►

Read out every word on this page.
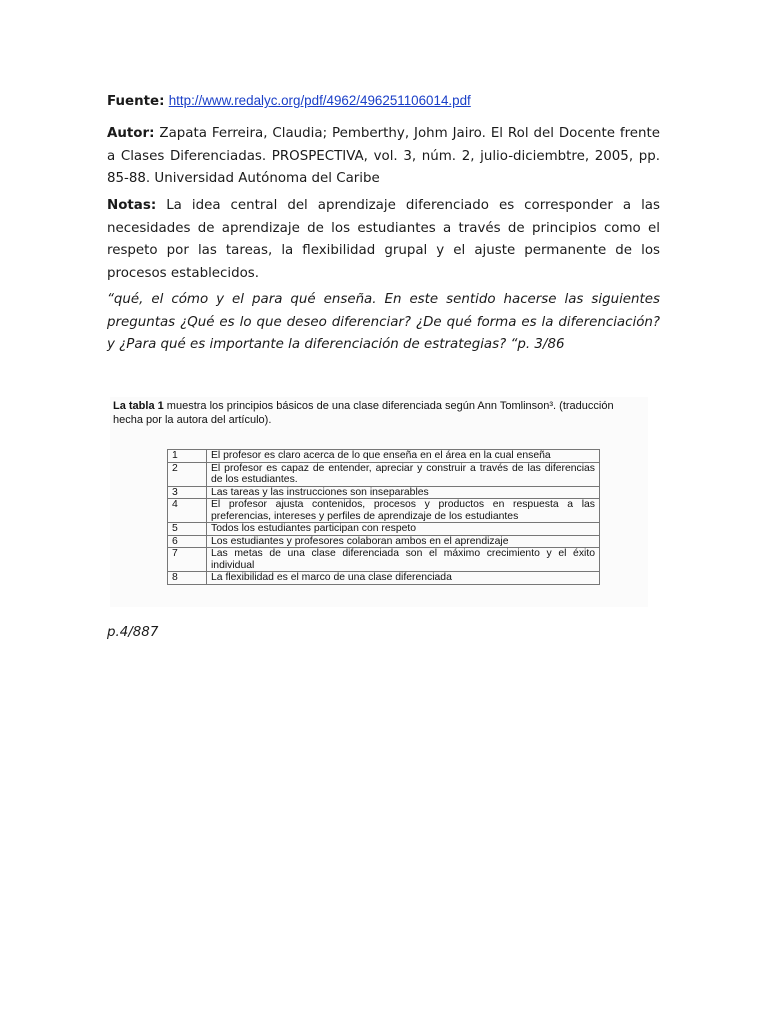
Fuente: http://www.redalyc.org/pdf/4962/496251106014.pdf
Autor: Zapata Ferreira, Claudia; Pemberthy, Johm Jairo. El Rol del Docente frente a Clases Diferenciadas. PROSPECTIVA, vol. 3, núm. 2, julio-diciembtre, 2005, pp. 85-88. Universidad Autónoma del Caribe
Notas: La idea central del aprendizaje diferenciado es corresponder a las necesidades de aprendizaje de los estudiantes a través de principios como el respeto por las tareas, la flexibilidad grupal y el ajuste permanente de los procesos establecidos.
“qué, el cómo y el para qué enseña. En este sentido hacerse las siguientes preguntas ¿Qué es lo que deseo diferenciar? ¿De qué forma es la diferenciación? y ¿Para qué es importante la diferenciación de estrategias? “p. 3/86
La tabla 1 muestra los principios básicos de una clase diferenciada según Ann Tomlinson³. (traducción hecha por la autora del artículo).
1	El profesor es claro acerca de lo que enseña en el área en la cual enseña
2	El profesor es capaz de entender, apreciar y construir a través de las diferencias de los estudiantes.
3	Las tareas y las instrucciones son inseparables
4	El profesor ajusta contenidos, procesos y productos en respuesta a las preferencias, intereses y perfiles de aprendizaje de los estudiantes
5	Todos los estudiantes participan con respeto
6	Los estudiantes y profesores colaboran ambos en el aprendizaje
7	Las metas de una clase diferenciada son el máximo crecimiento y el éxito individual
8	La flexibilidad es el marco de una clase diferenciada
p.4/887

◄

GOAL: Leaving out the pictures, repeat the data above exactly.

TASK RESULT:
Read out every word on this page.
Fuente: http://www.redalyc.org/pdf/4962/496251106014.pdf
Autor: Zapata Ferreira, Claudia; Pemberthy, Johm Jairo. El Rol del Docente frente a Clases Diferenciadas. PROSPECTIVA, vol. 3, núm. 2, julio-diciembtre, 2005, pp. 85-88. Universidad Autónoma del Caribe
Notas: La idea central del aprendizaje diferenciado es corresponder a las necesidades de aprendizaje de los estudiantes a través de principios como el respeto por las tareas, la flexibilidad grupal y el ajuste permanente de los procesos establecidos.
“qué, el cómo y el para qué enseña. En este sentido hacerse las siguientes preguntas ¿Qué es lo que deseo diferenciar? ¿De qué forma es la diferenciación? y ¿Para qué es importante la diferenciación de estrategias? “p. 3/86
La tabla 1 muestra los principios básicos de una clase diferenciada según Ann Tomlinson³. (traducción hecha por la autora del artículo).
1	El profesor es claro acerca de lo que enseña en el área en la cual enseña
2	El profesor es capaz de entender, apreciar y construir a través de las diferencias de los estudiantes.
3	Las tareas y las instrucciones son inseparables
4	El profesor ajusta contenidos, procesos y productos en respuesta a las preferencias, intereses y perfiles de aprendizaje de los estudiantes
5	Todos los estudiantes participan con respeto
6	Los estudiantes y profesores colaboran ambos en el aprendizaje
7	Las metas de una clase diferenciada son el máximo crecimiento y el éxito individual
8	La flexibilidad es el marco de una clase diferenciada
p.4/887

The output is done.